Start of INFORMATION PROVIDED

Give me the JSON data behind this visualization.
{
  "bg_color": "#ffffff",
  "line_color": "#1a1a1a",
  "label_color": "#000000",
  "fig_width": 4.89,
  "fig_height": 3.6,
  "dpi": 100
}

End of INFORMATION PROVIDED

## STATED EXERCISE:
Reproduce all the data word for word.

## EXERCISE RESULT:
Give me the JSON data behind this visualization.
{
  "bg_color": "#ffffff",
  "line_color": "#1a1a1a",
  "label_color": "#000000",
  "fig_width": 4.89,
  "fig_height": 3.6,
  "dpi": 100
}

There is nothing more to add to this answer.